Please return the full listing below without altering anything.

* **Data entries**:
▬▬▬▬▬▬▬▬▬▬
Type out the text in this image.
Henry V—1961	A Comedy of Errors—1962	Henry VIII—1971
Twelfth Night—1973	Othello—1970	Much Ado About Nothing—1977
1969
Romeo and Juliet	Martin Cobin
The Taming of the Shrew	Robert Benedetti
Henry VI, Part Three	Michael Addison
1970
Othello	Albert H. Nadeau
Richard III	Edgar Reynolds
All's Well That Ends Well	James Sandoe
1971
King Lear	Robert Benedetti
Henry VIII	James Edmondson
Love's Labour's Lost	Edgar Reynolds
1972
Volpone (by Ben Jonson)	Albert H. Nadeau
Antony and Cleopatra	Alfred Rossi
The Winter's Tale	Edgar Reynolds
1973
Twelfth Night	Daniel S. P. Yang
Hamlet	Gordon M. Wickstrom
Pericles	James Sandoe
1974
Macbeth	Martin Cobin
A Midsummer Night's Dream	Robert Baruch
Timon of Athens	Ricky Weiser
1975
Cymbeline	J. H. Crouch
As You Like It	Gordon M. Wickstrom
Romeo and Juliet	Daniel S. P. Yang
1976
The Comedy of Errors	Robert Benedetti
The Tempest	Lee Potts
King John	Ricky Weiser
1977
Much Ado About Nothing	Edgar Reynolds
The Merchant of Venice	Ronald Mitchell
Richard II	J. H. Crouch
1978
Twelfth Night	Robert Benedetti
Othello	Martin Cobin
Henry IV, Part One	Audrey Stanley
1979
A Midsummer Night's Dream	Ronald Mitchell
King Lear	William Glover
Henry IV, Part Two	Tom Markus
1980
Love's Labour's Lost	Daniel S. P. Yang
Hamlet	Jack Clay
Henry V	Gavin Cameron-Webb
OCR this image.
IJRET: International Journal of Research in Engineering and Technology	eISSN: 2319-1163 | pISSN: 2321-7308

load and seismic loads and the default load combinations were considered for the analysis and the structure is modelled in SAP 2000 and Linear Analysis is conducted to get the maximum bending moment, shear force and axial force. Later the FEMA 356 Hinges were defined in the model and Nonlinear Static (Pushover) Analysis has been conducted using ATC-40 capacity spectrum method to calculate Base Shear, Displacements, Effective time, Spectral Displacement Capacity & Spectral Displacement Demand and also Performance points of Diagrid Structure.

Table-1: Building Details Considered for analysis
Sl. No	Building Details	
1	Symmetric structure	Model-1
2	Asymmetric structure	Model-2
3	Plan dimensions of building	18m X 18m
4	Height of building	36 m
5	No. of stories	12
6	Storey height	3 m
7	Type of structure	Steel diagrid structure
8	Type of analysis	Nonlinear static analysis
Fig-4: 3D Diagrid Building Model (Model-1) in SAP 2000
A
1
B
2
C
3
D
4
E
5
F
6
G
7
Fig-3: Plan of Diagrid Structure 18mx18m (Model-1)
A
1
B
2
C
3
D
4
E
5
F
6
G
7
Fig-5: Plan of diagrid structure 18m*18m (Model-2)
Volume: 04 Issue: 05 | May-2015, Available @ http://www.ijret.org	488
▬▬▬▬▬▬▬▬▬▬
* **CORRECT RESULT**:
Type out the text in this image.
Henry V—1961	A Comedy of Errors—1962	Henry VIII—1971
Twelfth Night—1973	Othello—1970	Much Ado About Nothing—1977
1969
Romeo and Juliet	Martin Cobin
The Taming of the Shrew	Robert Benedetti
Henry VI, Part Three	Michael Addison
1970
Othello	Albert H. Nadeau
Richard III	Edgar Reynolds
All's Well That Ends Well	James Sandoe
1971
King Lear	Robert Benedetti
Henry VIII	James Edmondson
Love's Labour's Lost	Edgar Reynolds
1972
Volpone (by Ben Jonson)	Albert H. Nadeau
Antony and Cleopatra	Alfred Rossi
The Winter's Tale	Edgar Reynolds
1973
Twelfth Night	Daniel S. P. Yang
Hamlet	Gordon M. Wickstrom
Pericles	James Sandoe
1974
Macbeth	Martin Cobin
A Midsummer Night's Dream	Robert Baruch
Timon of Athens	Ricky Weiser
1975
Cymbeline	J. H. Crouch
As You Like It	Gordon M. Wickstrom
Romeo and Juliet	Daniel S. P. Yang
1976
The Comedy of Errors	Robert Benedetti
The Tempest	Lee Potts
King John	Ricky Weiser
1977
Much Ado About Nothing	Edgar Reynolds
The Merchant of Venice	Ronald Mitchell
Richard II	J. H. Crouch
1978
Twelfth Night	Robert Benedetti
Othello	Martin Cobin
Henry IV, Part One	Audrey Stanley
1979
A Midsummer Night's Dream	Ronald Mitchell
King Lear	William Glover
Henry IV, Part Two	Tom Markus
1980
Love's Labour's Lost	Daniel S. P. Yang
Hamlet	Jack Clay
Henry V	Gavin Cameron-Webb
OCR this image.
IJRET: International Journal of Research in Engineering and Technology	eISSN: 2319-1163 | pISSN: 2321-7308

load and seismic loads and the default load combinations were considered for the analysis and the structure is modelled in SAP 2000 and Linear Analysis is conducted to get the maximum bending moment, shear force and axial force. Later the FEMA 356 Hinges were defined in the model and Nonlinear Static (Pushover) Analysis has been conducted using ATC-40 capacity spectrum method to calculate Base Shear, Displacements, Effective time, Spectral Displacement Capacity & Spectral Displacement Demand and also Performance points of Diagrid Structure.

Table-1: Building Details Considered for analysis
Sl. No	Building Details	
1	Symmetric structure	Model-1
2	Asymmetric structure	Model-2
3	Plan dimensions of building	18m X 18m
4	Height of building	36 m
5	No. of stories	12
6	Storey height	3 m
7	Type of structure	Steel diagrid structure
8	Type of analysis	Nonlinear static analysis
Fig-4: 3D Diagrid Building Model (Model-1) in SAP 2000
A
1
B
2
C
3
D
4
E
5
F
6
G
7
Fig-3: Plan of Diagrid Structure 18mx18m (Model-1)
A
1
B
2
C
3
D
4
E
5
F
6
G
7
Fig-5: Plan of diagrid structure 18m*18m (Model-2)
Volume: 04 Issue: 05 | May-2015, Available @ http://www.ijret.org	488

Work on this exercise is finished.